▸ What to do: Copy every line of the data in which the word "Editor" occurs.

▸ Records provided:
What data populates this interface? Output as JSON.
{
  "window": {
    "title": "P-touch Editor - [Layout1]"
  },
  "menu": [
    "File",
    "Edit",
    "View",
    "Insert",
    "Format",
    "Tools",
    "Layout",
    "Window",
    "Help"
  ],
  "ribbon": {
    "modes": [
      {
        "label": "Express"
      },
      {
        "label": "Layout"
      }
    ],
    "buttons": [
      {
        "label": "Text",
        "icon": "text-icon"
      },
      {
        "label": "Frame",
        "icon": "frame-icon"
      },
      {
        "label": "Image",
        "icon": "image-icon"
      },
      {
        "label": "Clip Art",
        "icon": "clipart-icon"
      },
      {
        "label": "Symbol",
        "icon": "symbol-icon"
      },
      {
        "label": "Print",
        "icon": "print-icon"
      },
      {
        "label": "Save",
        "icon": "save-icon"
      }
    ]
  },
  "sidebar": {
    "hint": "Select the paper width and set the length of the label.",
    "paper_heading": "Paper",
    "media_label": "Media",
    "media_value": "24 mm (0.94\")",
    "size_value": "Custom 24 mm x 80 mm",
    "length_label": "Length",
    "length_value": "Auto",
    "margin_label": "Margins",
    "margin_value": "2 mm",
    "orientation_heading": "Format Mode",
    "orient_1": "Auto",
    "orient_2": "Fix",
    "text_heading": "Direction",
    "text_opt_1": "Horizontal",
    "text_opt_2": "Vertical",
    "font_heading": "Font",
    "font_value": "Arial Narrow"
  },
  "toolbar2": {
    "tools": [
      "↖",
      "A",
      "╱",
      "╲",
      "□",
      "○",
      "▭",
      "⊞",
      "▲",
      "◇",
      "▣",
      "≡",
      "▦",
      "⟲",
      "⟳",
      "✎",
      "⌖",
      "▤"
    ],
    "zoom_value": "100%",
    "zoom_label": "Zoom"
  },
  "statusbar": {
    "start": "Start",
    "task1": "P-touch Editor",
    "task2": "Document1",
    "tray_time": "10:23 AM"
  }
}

▸ Finished task:
    "title": "P-touch Editor - [Layout1]"
    "task1": "P-touch Editor",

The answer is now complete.